··· Task inputs ···
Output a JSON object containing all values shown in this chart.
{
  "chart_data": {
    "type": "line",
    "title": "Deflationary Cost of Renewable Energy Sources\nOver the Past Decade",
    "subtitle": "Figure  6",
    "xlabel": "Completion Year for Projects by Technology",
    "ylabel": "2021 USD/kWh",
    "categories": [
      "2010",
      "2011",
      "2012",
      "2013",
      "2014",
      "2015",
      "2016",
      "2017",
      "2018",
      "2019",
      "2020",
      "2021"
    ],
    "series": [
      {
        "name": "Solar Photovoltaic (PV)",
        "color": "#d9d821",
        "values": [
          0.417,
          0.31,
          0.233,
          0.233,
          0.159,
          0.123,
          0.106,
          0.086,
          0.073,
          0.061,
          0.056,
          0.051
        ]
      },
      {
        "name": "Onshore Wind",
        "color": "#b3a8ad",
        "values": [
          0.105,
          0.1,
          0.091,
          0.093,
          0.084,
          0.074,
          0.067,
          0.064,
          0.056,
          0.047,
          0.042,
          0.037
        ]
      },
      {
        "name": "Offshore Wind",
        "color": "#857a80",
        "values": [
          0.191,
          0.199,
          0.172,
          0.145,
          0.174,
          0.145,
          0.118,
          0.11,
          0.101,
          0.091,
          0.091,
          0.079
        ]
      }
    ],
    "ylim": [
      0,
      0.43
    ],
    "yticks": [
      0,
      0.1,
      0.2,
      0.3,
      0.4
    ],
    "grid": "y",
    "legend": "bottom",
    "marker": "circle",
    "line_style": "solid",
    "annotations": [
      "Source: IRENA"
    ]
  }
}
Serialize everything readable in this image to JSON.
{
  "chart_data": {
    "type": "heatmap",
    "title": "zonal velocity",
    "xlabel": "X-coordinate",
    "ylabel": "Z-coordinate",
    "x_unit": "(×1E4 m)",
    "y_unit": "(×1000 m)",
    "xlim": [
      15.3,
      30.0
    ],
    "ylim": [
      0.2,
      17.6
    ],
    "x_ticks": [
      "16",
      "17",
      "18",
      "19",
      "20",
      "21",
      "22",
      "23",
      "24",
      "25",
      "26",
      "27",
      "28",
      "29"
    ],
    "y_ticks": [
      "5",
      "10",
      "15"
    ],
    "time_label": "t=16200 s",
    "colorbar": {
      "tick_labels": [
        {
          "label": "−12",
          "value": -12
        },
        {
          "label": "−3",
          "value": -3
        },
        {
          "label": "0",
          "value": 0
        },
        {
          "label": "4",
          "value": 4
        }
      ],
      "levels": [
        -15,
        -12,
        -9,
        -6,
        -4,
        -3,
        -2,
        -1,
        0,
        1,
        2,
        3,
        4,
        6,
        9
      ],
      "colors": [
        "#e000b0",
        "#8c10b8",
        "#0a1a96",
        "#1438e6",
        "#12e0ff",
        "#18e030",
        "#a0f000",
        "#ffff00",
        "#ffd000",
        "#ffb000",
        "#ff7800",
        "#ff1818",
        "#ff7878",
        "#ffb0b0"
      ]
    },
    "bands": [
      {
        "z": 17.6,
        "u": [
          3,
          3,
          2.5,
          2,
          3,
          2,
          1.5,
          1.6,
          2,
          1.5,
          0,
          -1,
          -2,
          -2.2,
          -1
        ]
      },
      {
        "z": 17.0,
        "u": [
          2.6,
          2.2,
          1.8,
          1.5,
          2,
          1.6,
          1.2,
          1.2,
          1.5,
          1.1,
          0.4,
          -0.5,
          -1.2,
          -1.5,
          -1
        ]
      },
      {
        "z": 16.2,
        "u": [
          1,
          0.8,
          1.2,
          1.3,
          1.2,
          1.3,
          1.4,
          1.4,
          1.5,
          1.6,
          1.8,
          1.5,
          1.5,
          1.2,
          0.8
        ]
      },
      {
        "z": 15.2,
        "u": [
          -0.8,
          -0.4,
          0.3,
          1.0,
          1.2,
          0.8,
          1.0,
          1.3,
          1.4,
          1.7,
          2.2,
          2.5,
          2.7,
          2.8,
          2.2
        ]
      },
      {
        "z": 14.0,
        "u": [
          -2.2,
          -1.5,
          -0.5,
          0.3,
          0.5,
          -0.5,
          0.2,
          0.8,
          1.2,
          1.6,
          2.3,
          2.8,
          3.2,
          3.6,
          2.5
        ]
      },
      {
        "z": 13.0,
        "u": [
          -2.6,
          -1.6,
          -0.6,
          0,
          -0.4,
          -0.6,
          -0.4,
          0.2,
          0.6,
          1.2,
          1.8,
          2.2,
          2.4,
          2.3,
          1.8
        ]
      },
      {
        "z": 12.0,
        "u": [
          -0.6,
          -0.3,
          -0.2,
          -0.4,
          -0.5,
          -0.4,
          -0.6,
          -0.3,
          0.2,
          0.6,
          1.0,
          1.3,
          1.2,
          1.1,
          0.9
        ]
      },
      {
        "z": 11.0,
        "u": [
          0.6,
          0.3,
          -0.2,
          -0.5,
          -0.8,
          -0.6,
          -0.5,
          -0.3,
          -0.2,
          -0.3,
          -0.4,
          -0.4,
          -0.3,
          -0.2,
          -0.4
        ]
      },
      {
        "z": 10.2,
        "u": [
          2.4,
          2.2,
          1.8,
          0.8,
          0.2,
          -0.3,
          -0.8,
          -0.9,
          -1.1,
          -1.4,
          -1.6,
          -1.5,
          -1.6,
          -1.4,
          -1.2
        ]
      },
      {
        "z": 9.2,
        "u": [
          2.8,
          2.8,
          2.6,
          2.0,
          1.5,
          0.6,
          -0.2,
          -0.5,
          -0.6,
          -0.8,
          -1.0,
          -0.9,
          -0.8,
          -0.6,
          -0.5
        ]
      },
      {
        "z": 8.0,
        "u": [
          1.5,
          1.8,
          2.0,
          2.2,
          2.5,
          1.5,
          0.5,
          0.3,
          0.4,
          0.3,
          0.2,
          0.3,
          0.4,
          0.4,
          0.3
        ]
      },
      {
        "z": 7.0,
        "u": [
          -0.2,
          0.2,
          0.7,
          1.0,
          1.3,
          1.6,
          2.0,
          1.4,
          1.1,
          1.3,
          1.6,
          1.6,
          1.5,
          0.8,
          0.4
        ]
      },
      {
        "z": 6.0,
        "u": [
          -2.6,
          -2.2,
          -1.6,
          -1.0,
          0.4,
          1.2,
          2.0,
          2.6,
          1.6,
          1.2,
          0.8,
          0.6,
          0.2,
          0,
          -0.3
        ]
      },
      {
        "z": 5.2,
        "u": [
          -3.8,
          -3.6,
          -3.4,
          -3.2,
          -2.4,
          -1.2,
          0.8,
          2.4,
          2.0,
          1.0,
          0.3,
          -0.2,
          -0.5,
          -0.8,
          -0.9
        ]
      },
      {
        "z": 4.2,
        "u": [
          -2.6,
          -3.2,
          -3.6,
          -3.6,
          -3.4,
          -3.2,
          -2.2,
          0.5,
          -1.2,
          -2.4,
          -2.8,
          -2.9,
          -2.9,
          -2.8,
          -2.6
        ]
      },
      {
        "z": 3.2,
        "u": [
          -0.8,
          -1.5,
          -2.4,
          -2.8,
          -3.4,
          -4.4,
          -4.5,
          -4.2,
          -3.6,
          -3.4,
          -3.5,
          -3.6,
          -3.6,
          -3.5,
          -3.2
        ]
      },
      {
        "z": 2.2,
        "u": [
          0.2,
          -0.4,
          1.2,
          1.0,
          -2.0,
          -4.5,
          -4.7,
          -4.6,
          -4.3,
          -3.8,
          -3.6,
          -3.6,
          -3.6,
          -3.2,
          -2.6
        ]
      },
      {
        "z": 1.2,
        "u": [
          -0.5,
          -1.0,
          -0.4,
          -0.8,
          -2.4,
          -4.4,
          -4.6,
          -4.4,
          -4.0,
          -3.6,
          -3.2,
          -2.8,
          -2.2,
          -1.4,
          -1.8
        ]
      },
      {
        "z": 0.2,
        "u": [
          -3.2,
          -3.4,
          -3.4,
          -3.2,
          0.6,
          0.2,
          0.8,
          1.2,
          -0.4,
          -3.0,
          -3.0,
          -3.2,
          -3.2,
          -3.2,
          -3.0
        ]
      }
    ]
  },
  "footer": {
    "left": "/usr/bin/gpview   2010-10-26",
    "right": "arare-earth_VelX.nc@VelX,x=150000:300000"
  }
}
···
* [Stated goal]:
Find how many lines include the string "ylabel" and report that number alone.

* [The solution]:
2